====== Dataset records ======

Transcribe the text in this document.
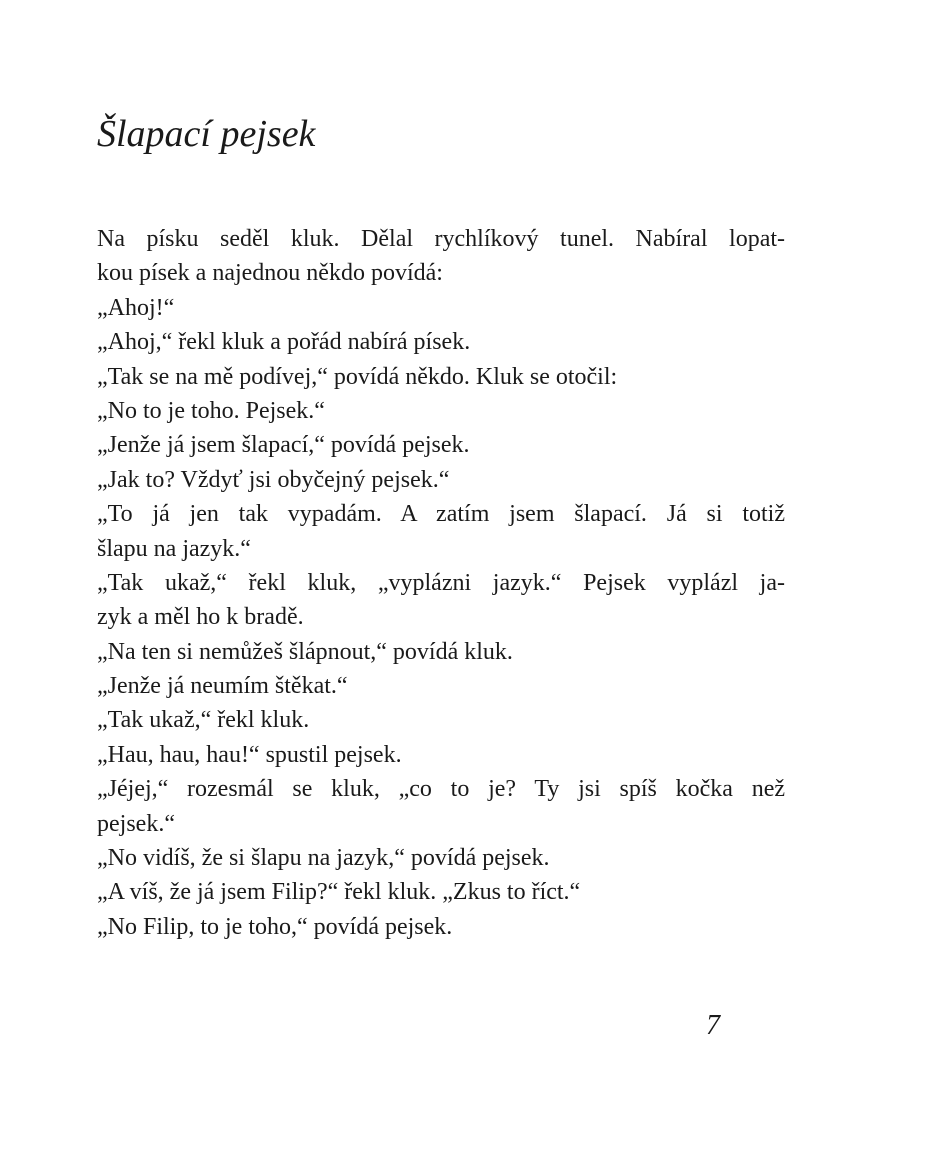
Šlapací pejsek
Na písku seděl kluk. Dělal rychlíkový tunel. Nabíral lopat-
kou písek a najednou někdo povídá:
„Ahoj!“
„Ahoj,“ řekl kluk a pořád nabírá písek.
„Tak se na mě podívej,“ povídá někdo. Kluk se otočil:
„No to je toho. Pejsek.“
„Jenže já jsem šlapací,“ povídá pejsek.
„Jak to? Vždyť jsi obyčejný pejsek.“
„To já jen tak vypadám. A zatím jsem šlapací. Já si totiž
šlapu na jazyk.“
„Tak ukaž,“ řekl kluk, „vyplázni jazyk.“ Pejsek vyplázl ja-
zyk a měl ho k bradě.
„Na ten si nemůžeš šlápnout,“ povídá kluk.
„Jenže já neumím štěkat.“
„Tak ukaž,“ řekl kluk.
„Hau, hau, hau!“ spustil pejsek.
„Jéjej,“ rozesmál se kluk, „co to je? Ty jsi spíš kočka než
pejsek.“
„No vidíš, že si šlapu na jazyk,“ povídá pejsek.
„A víš, že já jsem Filip?“ řekl kluk. „Zkus to říct.“
„No Filip, to je toho,“ povídá pejsek.
7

======

## Exercise aim
Extract the entries in full, exactly as they are, minus the pictures.

## Solution below
Transcribe the text in this document.
Šlapací pejsek
Na písku seděl kluk. Dělal rychlíkový tunel. Nabíral lopat-
kou písek a najednou někdo povídá:
„Ahoj!“
„Ahoj,“ řekl kluk a pořád nabírá písek.
„Tak se na mě podívej,“ povídá někdo. Kluk se otočil:
„No to je toho. Pejsek.“
„Jenže já jsem šlapací,“ povídá pejsek.
„Jak to? Vždyť jsi obyčejný pejsek.“
„To já jen tak vypadám. A zatím jsem šlapací. Já si totiž
šlapu na jazyk.“
„Tak ukaž,“ řekl kluk, „vyplázni jazyk.“ Pejsek vyplázl ja-
zyk a měl ho k bradě.
„Na ten si nemůžeš šlápnout,“ povídá kluk.
„Jenže já neumím štěkat.“
„Tak ukaž,“ řekl kluk.
„Hau, hau, hau!“ spustil pejsek.
„Jéjej,“ rozesmál se kluk, „co to je? Ty jsi spíš kočka než
pejsek.“
„No vidíš, že si šlapu na jazyk,“ povídá pejsek.
„A víš, že já jsem Filip?“ řekl kluk. „Zkus to říct.“
„No Filip, to je toho,“ povídá pejsek.
7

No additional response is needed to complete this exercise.